**Given request:**
Extract the lines that hold the string "Verletzungen".

**Extracted records:**
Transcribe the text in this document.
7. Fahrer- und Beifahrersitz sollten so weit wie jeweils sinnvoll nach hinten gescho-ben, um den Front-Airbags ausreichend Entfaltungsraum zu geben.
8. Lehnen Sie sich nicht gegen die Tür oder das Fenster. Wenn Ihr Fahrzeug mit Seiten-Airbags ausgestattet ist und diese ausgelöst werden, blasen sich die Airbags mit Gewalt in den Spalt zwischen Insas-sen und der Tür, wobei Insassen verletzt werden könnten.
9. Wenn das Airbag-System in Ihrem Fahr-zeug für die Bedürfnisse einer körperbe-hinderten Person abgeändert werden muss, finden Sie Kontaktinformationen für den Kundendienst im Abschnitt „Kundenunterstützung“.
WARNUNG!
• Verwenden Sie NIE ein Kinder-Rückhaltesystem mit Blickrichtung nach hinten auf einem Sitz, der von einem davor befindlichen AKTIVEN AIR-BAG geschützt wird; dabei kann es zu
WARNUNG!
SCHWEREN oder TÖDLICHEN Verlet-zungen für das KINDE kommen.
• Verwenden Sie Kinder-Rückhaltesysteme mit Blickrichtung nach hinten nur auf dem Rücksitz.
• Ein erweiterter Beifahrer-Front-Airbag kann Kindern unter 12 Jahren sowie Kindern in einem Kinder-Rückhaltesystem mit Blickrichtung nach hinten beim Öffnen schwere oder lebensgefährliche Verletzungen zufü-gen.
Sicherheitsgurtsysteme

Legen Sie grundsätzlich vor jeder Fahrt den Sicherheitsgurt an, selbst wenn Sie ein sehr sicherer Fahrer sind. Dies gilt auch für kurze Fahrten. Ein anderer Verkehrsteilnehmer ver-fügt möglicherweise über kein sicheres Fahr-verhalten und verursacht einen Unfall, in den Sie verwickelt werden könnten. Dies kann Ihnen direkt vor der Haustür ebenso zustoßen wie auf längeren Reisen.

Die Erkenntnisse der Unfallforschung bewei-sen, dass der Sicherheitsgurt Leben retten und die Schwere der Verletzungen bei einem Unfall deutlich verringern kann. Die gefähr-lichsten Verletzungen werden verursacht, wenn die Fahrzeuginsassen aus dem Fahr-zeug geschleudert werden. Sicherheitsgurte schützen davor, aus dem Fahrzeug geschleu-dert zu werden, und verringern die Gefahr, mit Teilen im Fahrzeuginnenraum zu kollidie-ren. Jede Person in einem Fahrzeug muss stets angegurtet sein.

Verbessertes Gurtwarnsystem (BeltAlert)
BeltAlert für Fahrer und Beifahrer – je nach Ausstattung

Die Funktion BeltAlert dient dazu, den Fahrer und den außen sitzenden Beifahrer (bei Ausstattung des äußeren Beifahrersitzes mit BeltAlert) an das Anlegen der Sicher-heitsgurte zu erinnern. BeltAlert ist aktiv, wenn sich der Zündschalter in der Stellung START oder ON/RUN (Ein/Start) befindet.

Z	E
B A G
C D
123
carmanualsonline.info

**Output of the exercise:**
• Ein erweiterter Beifahrer-Front-Airbag kann Kindern unter 12 Jahren sowie Kindern in einem Kinder-Rückhaltesystem mit Blickrichtung nach hinten beim Öffnen schwere oder lebensgefährliche Verletzungen zufü-gen.
Die Erkenntnisse der Unfallforschung bewei-sen, dass der Sicherheitsgurt Leben retten und die Schwere der Verletzungen bei einem Unfall deutlich verringern kann. Die gefähr-lichsten Verletzungen werden verursacht, wenn die Fahrzeuginsassen aus dem Fahr-zeug geschleudert werden. Sicherheitsgurte schützen davor, aus dem Fahrzeug geschleu-dert zu werden, und verringern die Gefahr, mit Teilen im Fahrzeuginnenraum zu kollidie-ren. Jede Person in einem Fahrzeug muss stets angegurtet sein.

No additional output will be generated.